[Dataset listings of figures]
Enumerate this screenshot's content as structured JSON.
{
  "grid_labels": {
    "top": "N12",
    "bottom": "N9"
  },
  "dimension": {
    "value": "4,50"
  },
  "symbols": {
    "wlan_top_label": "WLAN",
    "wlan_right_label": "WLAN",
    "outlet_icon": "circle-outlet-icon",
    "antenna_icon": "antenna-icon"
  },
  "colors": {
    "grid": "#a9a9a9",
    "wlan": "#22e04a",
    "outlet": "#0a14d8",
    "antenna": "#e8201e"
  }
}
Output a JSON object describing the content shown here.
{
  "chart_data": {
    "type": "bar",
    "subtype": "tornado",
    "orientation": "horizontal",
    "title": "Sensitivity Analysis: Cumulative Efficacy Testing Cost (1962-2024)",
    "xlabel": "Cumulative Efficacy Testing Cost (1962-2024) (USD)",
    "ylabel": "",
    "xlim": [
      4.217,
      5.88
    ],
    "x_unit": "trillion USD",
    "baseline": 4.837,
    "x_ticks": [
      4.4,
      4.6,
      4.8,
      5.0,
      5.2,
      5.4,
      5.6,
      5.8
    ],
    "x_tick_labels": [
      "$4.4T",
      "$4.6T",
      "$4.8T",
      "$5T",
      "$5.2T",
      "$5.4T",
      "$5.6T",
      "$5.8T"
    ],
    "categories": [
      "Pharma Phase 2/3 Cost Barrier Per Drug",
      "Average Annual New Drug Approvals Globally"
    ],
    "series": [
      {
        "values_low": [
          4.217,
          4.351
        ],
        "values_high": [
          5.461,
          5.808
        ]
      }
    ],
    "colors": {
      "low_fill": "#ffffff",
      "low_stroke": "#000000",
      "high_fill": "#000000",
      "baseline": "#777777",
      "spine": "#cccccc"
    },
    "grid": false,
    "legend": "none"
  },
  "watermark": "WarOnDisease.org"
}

# Work required:
Give the complete listing a second time, exactly as it reads.

# Answer to the problem:
Enumerate this screenshot's content as structured JSON.
{
  "grid_labels": {
    "top": "N12",
    "bottom": "N9"
  },
  "dimension": {
    "value": "4,50"
  },
  "symbols": {
    "wlan_top_label": "WLAN",
    "wlan_right_label": "WLAN",
    "outlet_icon": "circle-outlet-icon",
    "antenna_icon": "antenna-icon"
  },
  "colors": {
    "grid": "#a9a9a9",
    "wlan": "#22e04a",
    "outlet": "#0a14d8",
    "antenna": "#e8201e"
  }
}
Output a JSON object describing the content shown here.
{
  "chart_data": {
    "type": "bar",
    "subtype": "tornado",
    "orientation": "horizontal",
    "title": "Sensitivity Analysis: Cumulative Efficacy Testing Cost (1962-2024)",
    "xlabel": "Cumulative Efficacy Testing Cost (1962-2024) (USD)",
    "ylabel": "",
    "xlim": [
      4.217,
      5.88
    ],
    "x_unit": "trillion USD",
    "baseline": 4.837,
    "x_ticks": [
      4.4,
      4.6,
      4.8,
      5.0,
      5.2,
      5.4,
      5.6,
      5.8
    ],
    "x_tick_labels": [
      "$4.4T",
      "$4.6T",
      "$4.8T",
      "$5T",
      "$5.2T",
      "$5.4T",
      "$5.6T",
      "$5.8T"
    ],
    "categories": [
      "Pharma Phase 2/3 Cost Barrier Per Drug",
      "Average Annual New Drug Approvals Globally"
    ],
    "series": [
      {
        "values_low": [
          4.217,
          4.351
        ],
        "values_high": [
          5.461,
          5.808
        ]
      }
    ],
    "colors": {
      "low_fill": "#ffffff",
      "low_stroke": "#000000",
      "high_fill": "#000000",
      "baseline": "#777777",
      "spine": "#cccccc"
    },
    "grid": false,
    "legend": "none"
  },
  "watermark": "WarOnDisease.org"
}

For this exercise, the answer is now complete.